* _AIM_
Gather all lines with the word "Health" in them.

* _EXERCISE INPUTS_
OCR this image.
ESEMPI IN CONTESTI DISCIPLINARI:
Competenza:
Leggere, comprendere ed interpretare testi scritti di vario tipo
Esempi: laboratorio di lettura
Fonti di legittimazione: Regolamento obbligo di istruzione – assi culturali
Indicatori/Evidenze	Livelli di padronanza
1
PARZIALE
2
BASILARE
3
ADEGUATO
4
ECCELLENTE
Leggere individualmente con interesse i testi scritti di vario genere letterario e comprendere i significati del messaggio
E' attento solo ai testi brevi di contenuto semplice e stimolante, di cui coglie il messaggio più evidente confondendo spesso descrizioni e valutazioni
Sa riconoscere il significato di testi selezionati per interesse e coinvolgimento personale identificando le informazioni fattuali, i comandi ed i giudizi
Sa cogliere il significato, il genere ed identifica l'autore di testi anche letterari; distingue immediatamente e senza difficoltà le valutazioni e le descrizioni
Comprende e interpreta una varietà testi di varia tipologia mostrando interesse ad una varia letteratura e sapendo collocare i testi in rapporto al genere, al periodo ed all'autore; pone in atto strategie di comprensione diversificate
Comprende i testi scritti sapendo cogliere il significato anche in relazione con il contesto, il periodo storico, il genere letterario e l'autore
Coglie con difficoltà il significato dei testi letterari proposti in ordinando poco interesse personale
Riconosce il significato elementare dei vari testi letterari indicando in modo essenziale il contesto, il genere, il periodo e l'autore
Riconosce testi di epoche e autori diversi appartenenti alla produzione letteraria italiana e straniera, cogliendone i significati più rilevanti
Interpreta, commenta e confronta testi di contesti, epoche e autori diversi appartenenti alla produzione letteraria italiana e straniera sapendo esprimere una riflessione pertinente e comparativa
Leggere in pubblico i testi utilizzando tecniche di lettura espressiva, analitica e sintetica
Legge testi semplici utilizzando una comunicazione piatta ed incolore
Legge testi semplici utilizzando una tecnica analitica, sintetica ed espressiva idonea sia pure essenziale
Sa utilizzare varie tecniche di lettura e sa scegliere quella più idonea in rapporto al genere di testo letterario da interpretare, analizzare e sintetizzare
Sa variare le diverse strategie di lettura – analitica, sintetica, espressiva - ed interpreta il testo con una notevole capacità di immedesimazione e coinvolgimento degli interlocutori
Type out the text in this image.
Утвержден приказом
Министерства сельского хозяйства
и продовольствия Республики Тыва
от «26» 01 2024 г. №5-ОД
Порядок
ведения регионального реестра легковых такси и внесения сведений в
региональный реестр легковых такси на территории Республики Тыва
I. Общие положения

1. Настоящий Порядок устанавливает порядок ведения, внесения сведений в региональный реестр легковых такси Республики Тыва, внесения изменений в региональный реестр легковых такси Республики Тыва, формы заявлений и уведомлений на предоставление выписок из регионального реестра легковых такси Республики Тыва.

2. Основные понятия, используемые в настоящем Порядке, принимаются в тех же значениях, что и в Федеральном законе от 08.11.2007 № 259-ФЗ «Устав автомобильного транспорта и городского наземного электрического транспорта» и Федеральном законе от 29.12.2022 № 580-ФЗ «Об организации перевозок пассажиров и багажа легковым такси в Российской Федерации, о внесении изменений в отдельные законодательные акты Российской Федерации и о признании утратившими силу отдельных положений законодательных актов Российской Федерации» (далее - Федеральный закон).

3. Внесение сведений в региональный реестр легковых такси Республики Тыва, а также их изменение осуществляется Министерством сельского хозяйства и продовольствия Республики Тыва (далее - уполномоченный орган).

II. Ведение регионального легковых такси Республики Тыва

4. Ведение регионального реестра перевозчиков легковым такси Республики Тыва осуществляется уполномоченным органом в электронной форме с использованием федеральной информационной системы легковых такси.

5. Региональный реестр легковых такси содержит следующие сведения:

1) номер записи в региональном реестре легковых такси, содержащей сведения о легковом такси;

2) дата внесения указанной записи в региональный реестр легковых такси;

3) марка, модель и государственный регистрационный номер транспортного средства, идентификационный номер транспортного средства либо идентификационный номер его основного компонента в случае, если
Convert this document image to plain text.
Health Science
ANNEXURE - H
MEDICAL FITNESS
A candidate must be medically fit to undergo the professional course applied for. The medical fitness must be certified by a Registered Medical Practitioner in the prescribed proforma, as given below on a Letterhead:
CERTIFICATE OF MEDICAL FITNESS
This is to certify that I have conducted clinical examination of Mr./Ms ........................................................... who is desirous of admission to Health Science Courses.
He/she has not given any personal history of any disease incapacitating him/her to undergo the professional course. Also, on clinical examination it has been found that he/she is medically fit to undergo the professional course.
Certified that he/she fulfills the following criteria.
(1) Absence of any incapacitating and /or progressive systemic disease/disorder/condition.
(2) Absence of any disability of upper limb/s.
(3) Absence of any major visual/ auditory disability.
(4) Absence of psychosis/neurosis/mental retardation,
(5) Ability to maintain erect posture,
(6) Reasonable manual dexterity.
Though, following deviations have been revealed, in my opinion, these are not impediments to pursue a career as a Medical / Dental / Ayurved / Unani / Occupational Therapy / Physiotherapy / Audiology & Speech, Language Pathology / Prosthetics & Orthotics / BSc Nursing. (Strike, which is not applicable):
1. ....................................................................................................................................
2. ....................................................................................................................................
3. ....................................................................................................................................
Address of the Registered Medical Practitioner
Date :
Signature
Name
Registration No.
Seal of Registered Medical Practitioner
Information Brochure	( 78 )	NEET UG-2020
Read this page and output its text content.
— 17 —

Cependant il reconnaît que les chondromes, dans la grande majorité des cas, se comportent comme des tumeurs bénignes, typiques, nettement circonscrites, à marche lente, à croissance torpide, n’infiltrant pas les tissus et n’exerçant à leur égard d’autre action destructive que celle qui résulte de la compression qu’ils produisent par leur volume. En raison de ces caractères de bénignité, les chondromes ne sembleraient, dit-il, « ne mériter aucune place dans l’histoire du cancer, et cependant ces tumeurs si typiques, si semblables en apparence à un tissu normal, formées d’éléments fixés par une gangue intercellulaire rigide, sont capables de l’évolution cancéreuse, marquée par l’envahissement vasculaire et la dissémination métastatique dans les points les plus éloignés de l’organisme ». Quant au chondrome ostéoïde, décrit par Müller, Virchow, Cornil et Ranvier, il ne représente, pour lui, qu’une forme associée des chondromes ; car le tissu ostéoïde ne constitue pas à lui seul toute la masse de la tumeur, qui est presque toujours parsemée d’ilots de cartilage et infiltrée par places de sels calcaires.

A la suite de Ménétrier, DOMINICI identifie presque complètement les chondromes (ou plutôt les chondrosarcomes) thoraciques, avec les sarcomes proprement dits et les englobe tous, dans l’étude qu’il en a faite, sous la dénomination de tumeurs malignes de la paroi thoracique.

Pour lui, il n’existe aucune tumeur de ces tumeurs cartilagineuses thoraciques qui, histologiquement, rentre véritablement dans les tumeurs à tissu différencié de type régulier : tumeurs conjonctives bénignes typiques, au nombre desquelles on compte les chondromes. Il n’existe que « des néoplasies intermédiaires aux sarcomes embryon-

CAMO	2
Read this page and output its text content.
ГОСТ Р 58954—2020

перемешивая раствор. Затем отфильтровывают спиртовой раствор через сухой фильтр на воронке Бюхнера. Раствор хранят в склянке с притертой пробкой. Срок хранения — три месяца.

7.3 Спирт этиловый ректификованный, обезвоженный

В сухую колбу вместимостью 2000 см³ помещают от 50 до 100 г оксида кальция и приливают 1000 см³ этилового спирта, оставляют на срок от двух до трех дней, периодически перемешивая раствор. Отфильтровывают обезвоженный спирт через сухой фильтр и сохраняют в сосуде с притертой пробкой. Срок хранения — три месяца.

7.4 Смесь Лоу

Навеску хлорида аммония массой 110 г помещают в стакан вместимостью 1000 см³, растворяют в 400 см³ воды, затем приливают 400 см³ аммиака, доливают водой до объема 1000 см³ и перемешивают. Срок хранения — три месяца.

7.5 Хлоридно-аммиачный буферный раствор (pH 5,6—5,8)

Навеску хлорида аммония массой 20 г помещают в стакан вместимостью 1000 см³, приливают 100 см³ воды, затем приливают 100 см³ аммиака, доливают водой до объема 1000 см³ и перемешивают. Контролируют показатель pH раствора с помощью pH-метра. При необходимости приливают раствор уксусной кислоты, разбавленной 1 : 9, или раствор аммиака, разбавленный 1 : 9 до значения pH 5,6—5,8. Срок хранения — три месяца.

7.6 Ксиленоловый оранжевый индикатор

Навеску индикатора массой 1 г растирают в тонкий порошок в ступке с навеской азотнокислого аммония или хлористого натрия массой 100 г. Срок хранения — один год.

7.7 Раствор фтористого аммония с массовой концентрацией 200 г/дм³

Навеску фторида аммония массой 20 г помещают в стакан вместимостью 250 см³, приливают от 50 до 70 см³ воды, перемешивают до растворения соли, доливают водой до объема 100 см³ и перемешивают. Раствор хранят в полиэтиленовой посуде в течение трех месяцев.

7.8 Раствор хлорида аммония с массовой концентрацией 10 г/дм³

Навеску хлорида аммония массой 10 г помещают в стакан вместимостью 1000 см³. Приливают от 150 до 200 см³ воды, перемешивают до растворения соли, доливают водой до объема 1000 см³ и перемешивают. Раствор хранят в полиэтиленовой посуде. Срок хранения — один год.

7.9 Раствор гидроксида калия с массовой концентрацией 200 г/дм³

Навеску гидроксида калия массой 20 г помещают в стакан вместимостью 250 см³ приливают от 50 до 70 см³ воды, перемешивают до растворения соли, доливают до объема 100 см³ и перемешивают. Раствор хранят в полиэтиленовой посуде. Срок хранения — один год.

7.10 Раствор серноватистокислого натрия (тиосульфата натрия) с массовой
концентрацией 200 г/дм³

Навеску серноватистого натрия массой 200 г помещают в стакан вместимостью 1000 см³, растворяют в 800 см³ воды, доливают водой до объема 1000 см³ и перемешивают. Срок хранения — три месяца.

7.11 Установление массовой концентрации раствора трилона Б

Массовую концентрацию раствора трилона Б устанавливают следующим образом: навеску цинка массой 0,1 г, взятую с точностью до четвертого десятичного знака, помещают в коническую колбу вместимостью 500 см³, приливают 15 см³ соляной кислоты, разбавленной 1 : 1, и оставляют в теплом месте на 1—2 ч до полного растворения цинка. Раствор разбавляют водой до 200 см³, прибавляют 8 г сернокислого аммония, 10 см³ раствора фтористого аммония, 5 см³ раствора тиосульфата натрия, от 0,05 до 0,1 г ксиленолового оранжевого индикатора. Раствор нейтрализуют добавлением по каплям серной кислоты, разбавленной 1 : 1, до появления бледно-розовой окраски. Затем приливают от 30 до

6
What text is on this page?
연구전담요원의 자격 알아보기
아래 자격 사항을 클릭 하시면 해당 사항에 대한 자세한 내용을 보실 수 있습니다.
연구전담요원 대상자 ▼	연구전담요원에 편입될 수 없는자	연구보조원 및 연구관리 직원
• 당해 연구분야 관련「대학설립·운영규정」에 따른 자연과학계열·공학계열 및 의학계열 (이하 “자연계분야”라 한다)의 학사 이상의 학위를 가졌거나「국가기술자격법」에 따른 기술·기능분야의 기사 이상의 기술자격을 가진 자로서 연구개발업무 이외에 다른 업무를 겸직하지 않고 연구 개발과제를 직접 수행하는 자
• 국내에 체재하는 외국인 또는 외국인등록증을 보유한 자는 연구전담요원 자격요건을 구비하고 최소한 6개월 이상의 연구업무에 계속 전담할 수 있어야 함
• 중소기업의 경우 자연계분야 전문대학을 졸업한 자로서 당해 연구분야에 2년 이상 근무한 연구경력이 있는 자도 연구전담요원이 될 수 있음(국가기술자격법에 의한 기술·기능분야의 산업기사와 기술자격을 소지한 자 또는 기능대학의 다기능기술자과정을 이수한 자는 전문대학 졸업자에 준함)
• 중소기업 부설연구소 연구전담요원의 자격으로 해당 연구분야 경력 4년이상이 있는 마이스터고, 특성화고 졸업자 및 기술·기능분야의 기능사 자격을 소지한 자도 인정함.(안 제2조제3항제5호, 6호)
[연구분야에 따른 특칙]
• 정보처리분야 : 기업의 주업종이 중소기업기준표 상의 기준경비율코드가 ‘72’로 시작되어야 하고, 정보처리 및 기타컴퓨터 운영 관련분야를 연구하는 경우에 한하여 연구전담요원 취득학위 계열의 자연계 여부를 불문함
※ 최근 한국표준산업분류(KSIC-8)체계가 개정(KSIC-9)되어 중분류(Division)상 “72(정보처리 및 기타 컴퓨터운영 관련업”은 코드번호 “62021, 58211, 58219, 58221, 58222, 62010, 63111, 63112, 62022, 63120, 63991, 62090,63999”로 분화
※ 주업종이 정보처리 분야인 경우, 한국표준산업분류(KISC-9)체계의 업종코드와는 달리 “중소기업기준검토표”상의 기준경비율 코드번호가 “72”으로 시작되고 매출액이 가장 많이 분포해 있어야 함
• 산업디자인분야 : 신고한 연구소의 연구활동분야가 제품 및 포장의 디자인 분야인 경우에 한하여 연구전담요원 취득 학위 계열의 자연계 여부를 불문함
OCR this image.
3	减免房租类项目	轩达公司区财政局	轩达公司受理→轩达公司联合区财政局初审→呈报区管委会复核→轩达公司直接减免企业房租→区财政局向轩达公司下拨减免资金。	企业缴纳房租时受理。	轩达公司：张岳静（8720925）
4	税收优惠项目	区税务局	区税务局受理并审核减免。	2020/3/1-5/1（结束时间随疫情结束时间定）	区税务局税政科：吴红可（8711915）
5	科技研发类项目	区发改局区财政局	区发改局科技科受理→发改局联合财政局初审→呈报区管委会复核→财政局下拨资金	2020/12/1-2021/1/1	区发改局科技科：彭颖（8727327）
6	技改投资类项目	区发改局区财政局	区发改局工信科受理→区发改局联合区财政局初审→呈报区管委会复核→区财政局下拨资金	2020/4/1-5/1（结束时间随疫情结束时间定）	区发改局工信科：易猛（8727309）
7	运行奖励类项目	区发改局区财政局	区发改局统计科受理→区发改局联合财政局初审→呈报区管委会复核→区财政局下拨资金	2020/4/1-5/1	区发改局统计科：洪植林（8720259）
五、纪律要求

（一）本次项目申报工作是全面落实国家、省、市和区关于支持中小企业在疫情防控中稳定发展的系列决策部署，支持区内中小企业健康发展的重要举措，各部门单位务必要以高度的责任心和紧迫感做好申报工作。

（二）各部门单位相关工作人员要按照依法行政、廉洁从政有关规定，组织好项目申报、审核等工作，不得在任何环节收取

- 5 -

* _THE SOLUTION_
Health Science
This is to certify that I have conducted clinical examination of Mr./Ms ........................................................... who is desirous of admission to Health Science Courses.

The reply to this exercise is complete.